------ INPUT MATERIAL ------
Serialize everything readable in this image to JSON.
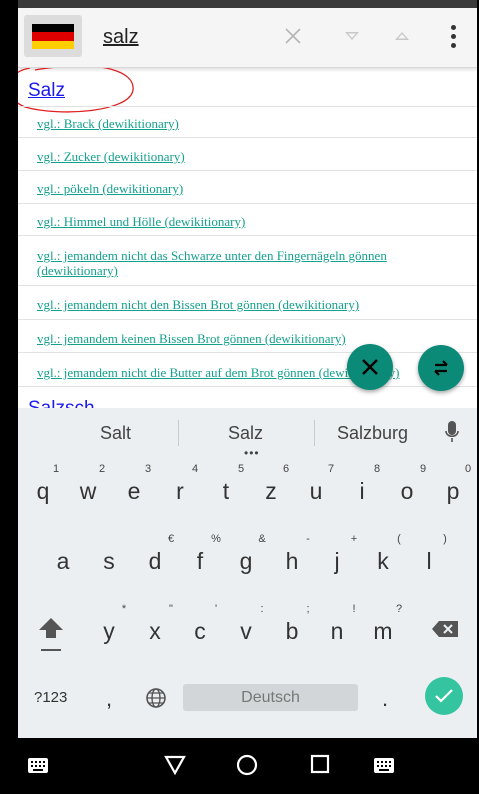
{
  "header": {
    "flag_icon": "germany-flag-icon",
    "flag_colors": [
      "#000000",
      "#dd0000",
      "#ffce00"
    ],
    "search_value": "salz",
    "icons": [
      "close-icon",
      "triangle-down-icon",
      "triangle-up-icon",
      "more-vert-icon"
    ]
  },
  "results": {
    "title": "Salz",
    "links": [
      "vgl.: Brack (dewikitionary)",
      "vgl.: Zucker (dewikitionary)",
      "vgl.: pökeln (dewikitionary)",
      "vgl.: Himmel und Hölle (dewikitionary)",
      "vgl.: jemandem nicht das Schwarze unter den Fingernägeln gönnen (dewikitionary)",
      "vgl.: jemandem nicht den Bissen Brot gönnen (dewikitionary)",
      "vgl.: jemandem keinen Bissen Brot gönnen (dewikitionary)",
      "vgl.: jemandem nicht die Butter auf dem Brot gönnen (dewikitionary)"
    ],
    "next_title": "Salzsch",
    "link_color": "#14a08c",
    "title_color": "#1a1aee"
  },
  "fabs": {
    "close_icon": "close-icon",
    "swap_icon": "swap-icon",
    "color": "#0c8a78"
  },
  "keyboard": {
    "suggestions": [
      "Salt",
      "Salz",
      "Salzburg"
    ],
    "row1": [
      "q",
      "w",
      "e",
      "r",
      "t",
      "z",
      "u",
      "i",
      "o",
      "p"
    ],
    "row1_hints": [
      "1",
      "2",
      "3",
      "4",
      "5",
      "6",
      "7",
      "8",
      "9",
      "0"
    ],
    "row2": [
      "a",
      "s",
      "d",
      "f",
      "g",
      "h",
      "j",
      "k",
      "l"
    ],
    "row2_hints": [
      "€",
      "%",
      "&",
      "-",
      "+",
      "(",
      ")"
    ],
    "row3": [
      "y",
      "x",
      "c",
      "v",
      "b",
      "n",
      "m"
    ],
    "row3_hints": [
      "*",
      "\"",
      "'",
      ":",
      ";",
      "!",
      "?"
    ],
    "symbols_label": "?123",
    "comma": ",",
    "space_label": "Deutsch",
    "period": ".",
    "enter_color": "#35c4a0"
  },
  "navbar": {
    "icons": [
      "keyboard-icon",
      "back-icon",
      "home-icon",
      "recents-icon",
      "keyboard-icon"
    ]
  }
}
------
------ INPUT MATERIAL ------
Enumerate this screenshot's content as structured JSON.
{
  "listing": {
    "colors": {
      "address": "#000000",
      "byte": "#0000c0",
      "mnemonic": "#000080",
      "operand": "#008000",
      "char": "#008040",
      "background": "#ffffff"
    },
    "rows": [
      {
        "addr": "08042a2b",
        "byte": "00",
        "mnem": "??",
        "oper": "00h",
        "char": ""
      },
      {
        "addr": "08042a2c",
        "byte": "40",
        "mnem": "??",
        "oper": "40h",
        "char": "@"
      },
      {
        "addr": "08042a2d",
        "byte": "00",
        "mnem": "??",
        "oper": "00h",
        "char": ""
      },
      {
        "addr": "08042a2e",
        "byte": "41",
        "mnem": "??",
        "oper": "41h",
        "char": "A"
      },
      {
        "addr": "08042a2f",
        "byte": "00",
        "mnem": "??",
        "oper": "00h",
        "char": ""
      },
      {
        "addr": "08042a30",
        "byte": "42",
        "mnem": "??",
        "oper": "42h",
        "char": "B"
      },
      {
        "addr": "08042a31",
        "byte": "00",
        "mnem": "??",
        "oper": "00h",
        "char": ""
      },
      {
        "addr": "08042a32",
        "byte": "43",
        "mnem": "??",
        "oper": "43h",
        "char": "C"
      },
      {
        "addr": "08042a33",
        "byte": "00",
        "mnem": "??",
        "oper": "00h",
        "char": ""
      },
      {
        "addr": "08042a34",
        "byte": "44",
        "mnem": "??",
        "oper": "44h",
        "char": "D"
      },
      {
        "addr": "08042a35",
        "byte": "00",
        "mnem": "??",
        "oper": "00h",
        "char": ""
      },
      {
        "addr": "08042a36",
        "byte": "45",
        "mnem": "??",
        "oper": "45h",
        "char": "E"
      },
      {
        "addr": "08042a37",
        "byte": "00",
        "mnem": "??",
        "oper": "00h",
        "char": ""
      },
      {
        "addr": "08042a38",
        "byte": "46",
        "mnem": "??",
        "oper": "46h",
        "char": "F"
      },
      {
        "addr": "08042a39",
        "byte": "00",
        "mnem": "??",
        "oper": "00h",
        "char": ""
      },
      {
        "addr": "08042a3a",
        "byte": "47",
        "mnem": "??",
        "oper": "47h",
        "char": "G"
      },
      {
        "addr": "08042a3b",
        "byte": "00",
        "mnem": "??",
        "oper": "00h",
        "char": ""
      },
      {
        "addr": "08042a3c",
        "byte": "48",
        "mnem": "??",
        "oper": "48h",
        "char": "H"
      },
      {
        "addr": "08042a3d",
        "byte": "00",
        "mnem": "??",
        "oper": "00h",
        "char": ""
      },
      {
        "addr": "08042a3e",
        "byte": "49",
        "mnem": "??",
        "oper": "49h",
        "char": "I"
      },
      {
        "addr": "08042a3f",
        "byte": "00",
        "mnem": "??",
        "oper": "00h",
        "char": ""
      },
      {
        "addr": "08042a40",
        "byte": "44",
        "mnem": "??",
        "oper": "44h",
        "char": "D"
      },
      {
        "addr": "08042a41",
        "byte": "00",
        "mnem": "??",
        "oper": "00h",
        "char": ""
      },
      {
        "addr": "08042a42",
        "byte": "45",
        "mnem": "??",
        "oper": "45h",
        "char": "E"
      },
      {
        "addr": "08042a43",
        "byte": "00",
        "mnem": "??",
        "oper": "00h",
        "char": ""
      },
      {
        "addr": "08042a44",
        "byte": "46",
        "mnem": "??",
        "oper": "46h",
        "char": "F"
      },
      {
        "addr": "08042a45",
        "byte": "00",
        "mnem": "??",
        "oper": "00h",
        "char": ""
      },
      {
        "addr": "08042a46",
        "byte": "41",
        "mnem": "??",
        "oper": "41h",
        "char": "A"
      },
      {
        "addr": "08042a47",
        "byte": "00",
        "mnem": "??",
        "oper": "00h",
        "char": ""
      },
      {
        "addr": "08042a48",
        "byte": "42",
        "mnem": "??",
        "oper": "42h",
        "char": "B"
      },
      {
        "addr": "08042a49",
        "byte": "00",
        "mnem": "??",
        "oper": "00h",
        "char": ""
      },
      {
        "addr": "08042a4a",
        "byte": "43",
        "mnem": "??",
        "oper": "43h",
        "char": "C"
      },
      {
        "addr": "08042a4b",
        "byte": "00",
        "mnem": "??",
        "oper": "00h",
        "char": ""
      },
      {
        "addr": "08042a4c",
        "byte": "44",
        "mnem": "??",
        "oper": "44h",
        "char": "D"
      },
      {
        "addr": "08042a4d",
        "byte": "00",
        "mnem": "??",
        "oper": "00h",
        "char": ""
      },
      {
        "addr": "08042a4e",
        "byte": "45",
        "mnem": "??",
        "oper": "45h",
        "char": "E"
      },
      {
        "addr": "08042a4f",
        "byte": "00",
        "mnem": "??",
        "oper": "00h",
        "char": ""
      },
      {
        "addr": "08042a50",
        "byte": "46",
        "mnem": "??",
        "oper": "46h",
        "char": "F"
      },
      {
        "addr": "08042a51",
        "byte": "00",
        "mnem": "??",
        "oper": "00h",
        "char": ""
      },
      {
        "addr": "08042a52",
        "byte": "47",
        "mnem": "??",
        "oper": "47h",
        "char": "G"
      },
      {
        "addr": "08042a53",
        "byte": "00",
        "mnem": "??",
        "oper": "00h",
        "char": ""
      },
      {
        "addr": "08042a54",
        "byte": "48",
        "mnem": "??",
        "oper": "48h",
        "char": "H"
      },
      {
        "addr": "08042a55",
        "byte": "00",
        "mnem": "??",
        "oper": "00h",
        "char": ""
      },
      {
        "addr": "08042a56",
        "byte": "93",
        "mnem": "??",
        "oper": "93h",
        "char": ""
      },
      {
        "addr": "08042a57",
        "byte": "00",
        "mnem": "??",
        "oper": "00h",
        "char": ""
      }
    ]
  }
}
------
------ INPUT MATERIAL ------
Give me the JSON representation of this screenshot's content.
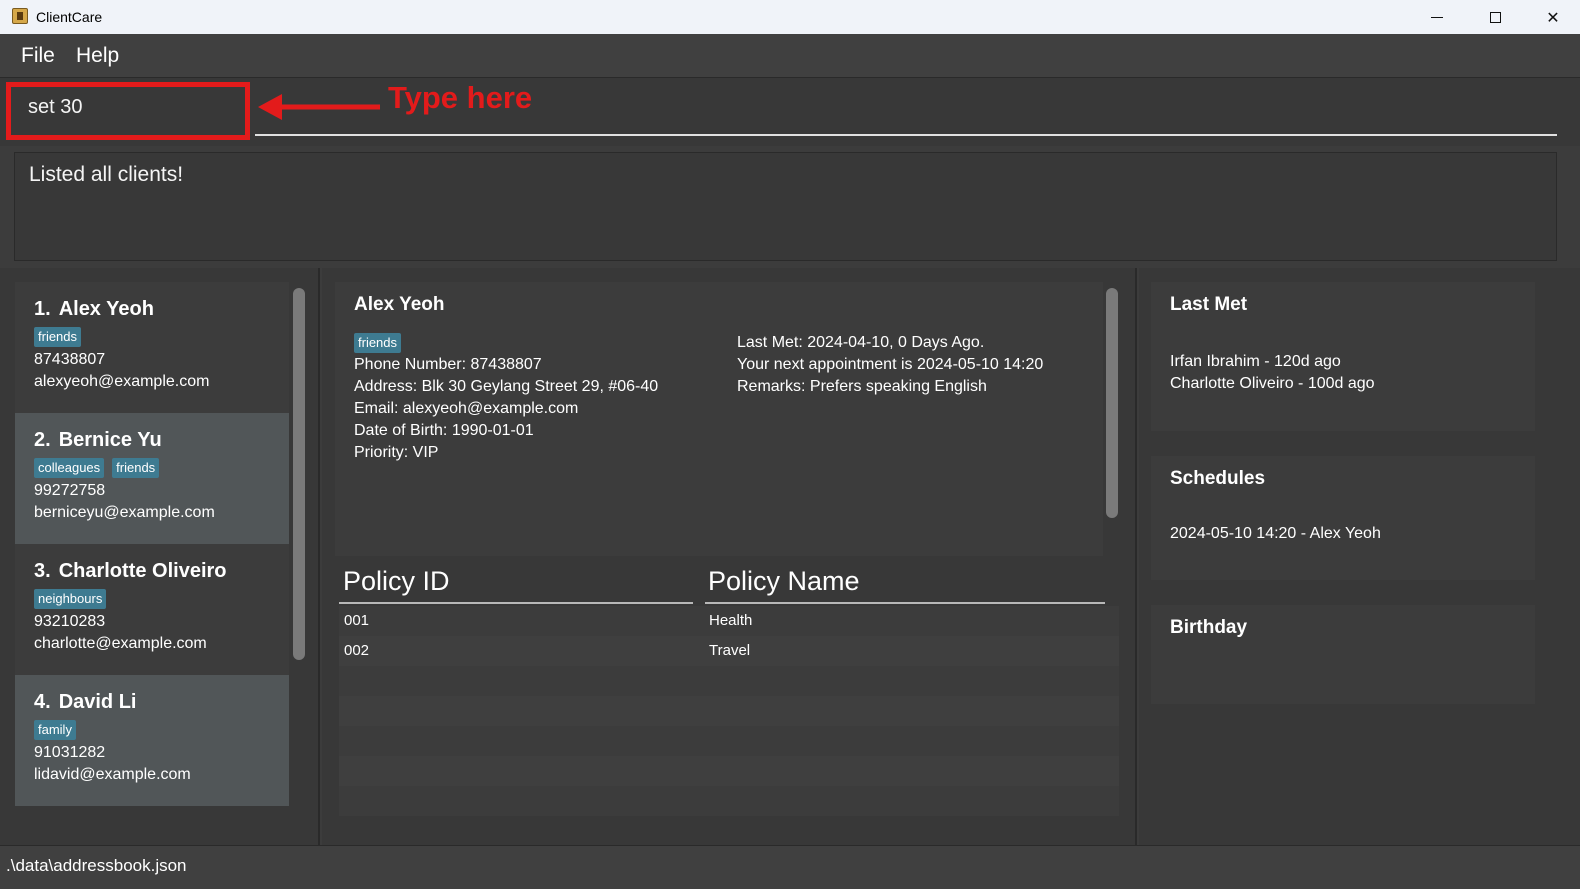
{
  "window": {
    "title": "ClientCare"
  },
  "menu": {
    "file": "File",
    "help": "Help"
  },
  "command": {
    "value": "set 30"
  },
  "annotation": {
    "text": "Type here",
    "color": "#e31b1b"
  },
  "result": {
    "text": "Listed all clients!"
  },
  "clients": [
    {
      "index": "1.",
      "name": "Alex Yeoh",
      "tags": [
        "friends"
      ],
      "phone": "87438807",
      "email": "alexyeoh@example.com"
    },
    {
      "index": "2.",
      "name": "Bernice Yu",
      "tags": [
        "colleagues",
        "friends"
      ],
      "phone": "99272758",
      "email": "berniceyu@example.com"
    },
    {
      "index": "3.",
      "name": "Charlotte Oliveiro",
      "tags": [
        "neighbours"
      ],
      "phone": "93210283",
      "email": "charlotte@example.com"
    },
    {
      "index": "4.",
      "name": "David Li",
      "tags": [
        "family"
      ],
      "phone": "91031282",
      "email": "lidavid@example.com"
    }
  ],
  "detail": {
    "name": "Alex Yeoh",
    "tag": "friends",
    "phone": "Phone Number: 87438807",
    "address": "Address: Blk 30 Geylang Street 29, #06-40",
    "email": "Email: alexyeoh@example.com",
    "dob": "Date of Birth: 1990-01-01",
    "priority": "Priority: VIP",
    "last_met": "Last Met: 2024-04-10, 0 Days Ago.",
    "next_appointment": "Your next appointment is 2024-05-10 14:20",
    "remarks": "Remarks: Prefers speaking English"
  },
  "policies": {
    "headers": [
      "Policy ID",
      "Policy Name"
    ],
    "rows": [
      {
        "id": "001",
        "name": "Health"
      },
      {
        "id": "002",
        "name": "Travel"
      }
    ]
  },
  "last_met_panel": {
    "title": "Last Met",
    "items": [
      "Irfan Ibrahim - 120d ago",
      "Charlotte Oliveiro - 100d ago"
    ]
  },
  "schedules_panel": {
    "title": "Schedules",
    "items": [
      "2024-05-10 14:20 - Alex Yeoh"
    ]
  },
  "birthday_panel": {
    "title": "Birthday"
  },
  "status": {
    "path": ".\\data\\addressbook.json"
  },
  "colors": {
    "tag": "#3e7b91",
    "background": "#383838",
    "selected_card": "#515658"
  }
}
------
> _WORK INSTRUCTIONS_
Reproduce each line of the entries in which the word "Brot" is found.

> _EXPECTED ANSWER_
      "vgl.: jemandem nicht den Bissen Brot gönnen (dewikitionary)",
      "vgl.: jemandem keinen Bissen Brot gönnen (dewikitionary)",
      "vgl.: jemandem nicht die Butter auf dem Brot gönnen (dewikitionary)"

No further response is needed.